■ The exercise ■
Return all lines from the listing below in which the string "meer" occurs.
***** Data records
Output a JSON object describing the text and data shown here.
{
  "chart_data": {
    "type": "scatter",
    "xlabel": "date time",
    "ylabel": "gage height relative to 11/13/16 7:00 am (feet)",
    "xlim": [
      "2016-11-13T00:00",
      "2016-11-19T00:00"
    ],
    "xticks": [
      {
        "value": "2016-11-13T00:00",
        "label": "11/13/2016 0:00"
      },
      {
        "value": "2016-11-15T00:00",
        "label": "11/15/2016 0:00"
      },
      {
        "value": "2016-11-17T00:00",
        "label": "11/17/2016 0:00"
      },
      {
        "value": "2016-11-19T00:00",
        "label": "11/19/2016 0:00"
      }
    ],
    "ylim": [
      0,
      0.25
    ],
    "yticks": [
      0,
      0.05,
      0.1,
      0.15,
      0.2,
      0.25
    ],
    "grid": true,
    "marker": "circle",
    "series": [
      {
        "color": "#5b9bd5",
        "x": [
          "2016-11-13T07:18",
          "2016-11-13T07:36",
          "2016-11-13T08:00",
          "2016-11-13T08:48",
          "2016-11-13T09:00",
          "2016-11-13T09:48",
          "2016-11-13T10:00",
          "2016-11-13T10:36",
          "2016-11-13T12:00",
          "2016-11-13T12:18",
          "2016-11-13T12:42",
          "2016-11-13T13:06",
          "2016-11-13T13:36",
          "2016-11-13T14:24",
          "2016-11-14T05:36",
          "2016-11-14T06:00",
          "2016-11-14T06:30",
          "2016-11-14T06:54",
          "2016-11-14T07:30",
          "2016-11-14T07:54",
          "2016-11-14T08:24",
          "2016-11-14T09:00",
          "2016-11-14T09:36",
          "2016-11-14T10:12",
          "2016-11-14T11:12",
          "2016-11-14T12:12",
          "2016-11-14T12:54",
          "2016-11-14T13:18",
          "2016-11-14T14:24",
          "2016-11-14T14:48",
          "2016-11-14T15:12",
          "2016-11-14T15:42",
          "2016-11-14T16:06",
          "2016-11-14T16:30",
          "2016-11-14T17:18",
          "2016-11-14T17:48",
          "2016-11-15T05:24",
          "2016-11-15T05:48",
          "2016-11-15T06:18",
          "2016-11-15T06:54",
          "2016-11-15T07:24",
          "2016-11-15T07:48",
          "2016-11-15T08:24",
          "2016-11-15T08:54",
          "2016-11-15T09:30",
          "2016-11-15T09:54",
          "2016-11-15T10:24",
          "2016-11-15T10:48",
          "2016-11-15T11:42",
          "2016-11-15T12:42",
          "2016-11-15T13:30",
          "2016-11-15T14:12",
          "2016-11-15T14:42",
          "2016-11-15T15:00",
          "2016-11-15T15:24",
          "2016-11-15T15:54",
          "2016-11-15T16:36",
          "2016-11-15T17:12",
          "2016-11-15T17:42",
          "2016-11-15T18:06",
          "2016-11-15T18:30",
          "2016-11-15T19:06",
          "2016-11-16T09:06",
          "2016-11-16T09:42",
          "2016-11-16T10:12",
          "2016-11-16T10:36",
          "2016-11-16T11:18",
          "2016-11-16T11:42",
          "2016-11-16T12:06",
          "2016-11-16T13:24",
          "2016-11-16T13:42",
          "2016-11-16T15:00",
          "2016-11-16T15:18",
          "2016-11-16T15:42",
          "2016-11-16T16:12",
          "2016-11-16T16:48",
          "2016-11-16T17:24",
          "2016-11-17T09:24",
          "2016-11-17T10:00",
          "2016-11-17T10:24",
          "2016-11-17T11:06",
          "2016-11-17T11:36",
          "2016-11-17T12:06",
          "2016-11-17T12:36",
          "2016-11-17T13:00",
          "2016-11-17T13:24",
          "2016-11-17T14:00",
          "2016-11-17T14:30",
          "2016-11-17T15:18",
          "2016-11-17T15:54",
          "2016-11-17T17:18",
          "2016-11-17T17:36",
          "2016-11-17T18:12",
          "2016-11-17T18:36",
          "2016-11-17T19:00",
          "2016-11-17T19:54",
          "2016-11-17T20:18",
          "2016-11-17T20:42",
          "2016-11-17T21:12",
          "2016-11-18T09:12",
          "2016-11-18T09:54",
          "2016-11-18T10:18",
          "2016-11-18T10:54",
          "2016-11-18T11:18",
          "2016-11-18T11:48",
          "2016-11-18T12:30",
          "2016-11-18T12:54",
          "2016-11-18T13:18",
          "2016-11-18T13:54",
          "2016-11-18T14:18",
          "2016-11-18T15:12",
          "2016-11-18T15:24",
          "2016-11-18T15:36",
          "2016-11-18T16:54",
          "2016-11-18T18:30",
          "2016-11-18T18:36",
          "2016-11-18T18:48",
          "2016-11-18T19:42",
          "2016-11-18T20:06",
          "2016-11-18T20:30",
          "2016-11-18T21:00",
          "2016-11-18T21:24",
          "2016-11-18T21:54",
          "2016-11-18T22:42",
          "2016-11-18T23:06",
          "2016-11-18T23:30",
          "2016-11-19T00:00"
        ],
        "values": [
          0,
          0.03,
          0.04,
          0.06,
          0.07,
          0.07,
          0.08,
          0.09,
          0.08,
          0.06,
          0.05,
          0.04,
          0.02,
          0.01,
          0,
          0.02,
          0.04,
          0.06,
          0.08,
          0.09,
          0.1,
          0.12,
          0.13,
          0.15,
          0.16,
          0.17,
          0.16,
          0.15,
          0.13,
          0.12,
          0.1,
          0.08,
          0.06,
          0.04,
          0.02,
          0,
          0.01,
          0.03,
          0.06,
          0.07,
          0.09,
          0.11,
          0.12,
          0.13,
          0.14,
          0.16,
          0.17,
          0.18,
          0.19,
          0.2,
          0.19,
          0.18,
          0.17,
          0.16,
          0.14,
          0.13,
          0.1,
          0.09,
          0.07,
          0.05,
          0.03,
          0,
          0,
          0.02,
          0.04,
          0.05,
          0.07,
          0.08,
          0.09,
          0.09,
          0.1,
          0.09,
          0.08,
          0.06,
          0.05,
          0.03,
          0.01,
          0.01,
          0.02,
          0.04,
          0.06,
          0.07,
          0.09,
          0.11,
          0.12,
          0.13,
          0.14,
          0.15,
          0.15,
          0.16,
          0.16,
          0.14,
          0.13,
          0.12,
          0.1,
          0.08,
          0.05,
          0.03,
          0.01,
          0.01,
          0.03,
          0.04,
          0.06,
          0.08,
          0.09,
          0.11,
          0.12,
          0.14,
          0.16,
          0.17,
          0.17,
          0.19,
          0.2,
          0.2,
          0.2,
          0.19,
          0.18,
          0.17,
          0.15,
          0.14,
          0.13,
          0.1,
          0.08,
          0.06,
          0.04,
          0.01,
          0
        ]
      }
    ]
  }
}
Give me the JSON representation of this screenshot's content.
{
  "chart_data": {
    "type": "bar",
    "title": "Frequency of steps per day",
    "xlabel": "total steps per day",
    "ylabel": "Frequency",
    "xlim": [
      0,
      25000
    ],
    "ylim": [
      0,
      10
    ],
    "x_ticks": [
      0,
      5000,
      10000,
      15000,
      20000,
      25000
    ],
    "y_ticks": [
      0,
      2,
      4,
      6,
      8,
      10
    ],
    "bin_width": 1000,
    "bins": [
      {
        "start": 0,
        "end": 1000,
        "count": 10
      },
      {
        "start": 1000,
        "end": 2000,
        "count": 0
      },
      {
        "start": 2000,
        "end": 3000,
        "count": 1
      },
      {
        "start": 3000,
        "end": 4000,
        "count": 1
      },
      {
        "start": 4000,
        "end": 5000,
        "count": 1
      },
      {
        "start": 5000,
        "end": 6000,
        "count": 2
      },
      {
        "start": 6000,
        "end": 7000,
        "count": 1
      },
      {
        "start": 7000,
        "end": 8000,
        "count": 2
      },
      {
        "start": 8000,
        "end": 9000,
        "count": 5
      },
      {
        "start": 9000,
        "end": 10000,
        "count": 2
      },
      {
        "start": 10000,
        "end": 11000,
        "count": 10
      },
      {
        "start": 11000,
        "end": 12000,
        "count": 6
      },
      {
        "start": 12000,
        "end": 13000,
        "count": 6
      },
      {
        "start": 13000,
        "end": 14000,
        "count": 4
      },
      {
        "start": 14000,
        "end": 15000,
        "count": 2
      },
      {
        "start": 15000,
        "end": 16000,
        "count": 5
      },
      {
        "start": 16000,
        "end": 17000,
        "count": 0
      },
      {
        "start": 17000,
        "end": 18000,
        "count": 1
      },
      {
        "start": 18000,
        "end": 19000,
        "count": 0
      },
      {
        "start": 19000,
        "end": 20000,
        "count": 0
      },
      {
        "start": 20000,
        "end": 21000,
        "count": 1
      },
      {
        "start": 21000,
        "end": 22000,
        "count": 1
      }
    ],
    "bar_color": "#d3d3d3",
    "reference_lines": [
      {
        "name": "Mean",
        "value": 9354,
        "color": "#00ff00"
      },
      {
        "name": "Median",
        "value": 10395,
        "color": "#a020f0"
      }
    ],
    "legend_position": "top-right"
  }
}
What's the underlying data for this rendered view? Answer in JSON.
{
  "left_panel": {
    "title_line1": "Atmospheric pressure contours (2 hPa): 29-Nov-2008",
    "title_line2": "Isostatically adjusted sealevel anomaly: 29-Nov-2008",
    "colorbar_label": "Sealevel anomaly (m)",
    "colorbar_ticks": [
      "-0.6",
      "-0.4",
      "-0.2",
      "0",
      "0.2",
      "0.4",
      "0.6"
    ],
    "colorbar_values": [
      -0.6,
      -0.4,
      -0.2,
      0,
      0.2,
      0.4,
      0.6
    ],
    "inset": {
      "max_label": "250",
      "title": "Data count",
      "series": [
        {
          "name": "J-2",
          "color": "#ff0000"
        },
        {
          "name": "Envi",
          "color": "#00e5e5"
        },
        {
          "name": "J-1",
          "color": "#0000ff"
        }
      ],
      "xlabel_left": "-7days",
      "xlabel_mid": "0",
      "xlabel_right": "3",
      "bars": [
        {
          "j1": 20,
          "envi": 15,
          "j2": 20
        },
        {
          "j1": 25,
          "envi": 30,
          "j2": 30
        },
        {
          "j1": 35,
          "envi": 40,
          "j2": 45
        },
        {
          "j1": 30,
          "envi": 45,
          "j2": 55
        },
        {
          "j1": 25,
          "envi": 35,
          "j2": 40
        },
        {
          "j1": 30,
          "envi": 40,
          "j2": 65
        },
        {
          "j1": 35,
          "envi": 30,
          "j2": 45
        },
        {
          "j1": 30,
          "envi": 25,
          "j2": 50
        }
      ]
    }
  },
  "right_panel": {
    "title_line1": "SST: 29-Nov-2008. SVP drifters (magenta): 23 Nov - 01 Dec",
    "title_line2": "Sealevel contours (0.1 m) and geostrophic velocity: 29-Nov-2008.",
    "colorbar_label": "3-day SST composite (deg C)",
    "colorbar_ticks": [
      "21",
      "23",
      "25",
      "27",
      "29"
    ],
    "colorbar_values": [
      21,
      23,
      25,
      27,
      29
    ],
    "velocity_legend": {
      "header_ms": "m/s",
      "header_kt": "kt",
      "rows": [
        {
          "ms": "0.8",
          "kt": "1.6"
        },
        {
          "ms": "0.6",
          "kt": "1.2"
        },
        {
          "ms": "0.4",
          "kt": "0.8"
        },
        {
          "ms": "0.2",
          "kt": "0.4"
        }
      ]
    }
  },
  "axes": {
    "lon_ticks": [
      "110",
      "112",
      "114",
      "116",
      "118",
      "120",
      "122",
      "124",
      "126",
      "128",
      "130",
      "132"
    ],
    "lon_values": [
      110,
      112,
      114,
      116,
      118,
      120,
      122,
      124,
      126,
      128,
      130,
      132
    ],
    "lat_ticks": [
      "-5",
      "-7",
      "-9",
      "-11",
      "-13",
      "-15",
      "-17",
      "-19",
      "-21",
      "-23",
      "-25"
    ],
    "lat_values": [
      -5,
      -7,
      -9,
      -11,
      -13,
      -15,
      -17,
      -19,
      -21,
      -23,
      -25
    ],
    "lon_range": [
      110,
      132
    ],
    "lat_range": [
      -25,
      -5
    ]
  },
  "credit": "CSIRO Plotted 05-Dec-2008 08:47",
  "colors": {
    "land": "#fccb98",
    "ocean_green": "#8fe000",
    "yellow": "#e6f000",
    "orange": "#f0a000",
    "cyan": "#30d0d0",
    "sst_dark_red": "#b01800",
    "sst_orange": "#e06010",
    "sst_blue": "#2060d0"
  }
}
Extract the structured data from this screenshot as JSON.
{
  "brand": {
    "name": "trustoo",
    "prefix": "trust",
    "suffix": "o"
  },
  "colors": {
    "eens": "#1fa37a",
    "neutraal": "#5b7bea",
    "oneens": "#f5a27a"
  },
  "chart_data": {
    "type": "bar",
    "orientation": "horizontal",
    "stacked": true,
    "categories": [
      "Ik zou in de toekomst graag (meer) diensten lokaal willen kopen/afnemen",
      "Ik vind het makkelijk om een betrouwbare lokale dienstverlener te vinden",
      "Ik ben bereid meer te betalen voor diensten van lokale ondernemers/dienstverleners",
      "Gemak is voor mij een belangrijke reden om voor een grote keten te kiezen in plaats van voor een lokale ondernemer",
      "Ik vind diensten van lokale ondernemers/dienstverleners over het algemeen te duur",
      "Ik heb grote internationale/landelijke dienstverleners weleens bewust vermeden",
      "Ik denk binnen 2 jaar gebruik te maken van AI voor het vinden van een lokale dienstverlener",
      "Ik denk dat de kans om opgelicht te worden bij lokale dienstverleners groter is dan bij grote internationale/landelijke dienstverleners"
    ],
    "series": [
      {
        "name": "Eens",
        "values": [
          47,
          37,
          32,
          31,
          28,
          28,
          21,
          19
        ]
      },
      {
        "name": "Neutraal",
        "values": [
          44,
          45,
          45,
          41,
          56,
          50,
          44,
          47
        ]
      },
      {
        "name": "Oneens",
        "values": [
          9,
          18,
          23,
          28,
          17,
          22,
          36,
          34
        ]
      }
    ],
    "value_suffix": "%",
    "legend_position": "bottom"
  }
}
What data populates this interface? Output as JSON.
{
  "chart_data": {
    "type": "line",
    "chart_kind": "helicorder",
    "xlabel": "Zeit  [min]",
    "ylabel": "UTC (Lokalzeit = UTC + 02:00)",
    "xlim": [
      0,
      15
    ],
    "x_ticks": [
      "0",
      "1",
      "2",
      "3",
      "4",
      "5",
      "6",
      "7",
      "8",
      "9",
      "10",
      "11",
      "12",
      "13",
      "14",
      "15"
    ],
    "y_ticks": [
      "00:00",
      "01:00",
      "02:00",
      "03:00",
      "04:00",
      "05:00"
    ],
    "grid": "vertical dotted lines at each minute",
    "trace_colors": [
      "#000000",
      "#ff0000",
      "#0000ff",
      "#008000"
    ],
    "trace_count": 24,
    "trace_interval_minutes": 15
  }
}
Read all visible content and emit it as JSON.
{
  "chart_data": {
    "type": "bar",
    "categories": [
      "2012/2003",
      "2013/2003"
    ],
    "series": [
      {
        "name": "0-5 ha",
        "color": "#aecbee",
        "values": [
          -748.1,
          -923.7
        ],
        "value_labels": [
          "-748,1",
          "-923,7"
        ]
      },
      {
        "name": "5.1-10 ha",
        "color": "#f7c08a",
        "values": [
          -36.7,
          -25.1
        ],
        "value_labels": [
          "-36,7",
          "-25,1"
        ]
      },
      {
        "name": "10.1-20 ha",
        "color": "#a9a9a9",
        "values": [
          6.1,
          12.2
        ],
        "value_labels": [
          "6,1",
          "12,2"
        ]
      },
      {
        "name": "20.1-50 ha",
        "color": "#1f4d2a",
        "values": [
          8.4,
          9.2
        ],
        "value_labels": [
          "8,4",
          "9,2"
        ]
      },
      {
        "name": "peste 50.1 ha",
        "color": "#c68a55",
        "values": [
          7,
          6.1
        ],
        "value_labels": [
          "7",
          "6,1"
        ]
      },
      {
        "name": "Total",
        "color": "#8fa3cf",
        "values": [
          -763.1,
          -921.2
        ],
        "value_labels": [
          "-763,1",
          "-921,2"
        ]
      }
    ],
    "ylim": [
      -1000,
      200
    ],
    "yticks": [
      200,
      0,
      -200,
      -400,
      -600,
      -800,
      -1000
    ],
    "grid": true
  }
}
**********
■ Answer to this exercise ■
      "Ik zou in de toekomst graag (meer) diensten lokaal willen kopen/afnemen",
      "Ik ben bereid meer te betalen voor diensten van lokale ondernemers/dienstverleners",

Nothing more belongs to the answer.